Material:
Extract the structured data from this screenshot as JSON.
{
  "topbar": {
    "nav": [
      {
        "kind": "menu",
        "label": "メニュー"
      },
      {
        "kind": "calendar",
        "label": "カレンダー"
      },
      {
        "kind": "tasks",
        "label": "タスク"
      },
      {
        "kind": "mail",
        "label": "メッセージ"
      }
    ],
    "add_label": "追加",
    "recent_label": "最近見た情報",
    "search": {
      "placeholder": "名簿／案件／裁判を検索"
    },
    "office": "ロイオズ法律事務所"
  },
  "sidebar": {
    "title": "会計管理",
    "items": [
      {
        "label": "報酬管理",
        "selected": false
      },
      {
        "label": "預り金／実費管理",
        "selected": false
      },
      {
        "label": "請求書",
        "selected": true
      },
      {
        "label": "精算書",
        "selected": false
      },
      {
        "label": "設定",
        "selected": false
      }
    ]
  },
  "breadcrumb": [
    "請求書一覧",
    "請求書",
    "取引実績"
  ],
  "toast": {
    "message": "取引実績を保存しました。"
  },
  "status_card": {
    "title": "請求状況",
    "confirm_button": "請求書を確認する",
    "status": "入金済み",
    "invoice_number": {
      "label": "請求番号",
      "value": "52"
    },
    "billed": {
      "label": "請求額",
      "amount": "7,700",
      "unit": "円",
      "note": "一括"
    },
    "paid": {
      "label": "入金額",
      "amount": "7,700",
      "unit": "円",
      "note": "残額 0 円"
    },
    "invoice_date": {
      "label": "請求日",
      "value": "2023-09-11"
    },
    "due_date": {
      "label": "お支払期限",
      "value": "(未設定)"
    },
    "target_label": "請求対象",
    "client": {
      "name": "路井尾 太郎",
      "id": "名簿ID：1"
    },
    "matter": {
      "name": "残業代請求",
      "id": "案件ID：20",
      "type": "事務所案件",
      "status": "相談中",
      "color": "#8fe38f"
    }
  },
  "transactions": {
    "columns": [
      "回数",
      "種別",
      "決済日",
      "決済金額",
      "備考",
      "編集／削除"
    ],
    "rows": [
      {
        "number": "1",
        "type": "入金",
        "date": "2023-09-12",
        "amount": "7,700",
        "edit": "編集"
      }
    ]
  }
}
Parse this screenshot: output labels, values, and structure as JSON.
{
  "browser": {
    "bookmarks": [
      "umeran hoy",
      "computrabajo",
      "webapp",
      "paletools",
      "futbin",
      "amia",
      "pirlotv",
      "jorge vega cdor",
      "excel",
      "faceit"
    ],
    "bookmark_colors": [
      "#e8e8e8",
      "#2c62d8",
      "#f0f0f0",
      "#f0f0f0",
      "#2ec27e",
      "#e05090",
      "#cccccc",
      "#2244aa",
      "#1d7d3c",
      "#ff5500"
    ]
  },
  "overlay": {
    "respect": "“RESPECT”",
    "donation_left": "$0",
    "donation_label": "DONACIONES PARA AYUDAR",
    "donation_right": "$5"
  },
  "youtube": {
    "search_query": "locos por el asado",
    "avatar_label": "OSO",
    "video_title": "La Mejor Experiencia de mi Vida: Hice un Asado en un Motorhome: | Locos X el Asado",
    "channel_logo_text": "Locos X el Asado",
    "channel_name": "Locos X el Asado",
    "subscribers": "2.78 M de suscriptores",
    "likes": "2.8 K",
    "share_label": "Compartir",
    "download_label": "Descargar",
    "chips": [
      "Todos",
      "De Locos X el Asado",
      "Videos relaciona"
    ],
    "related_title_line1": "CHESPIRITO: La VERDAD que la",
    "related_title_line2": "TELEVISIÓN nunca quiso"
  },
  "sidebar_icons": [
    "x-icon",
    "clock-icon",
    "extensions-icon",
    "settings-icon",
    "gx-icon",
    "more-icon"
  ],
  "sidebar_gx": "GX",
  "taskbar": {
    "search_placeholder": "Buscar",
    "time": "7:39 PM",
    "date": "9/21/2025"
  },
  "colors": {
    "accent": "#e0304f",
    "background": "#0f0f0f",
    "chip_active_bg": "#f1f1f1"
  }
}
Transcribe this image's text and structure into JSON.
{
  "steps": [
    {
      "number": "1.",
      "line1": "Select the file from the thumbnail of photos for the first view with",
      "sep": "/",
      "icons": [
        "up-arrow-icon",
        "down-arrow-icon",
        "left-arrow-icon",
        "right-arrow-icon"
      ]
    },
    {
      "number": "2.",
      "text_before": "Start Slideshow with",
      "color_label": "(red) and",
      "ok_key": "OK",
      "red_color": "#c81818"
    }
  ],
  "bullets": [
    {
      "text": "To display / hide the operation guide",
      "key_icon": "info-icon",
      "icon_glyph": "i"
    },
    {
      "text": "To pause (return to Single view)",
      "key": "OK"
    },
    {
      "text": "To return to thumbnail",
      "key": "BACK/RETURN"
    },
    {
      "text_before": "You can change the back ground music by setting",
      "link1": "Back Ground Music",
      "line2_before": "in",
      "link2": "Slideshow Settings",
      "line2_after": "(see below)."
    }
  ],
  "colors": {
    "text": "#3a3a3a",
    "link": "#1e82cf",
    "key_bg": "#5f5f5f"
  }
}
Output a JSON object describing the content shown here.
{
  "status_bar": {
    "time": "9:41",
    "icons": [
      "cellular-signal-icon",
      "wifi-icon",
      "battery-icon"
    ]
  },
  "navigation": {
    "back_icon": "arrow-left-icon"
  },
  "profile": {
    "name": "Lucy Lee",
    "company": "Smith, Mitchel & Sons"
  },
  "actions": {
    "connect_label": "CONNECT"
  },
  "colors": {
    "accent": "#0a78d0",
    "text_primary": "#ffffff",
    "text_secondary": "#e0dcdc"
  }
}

Task instructions:
Find all lines holding the string "this" and copy them.

Response to the exercise:
Extract the structured data from this screenshot as JSON.
Parse this screenshot: output labels, values, and structure as JSON.
Transcribe this image's text and structure into JSON.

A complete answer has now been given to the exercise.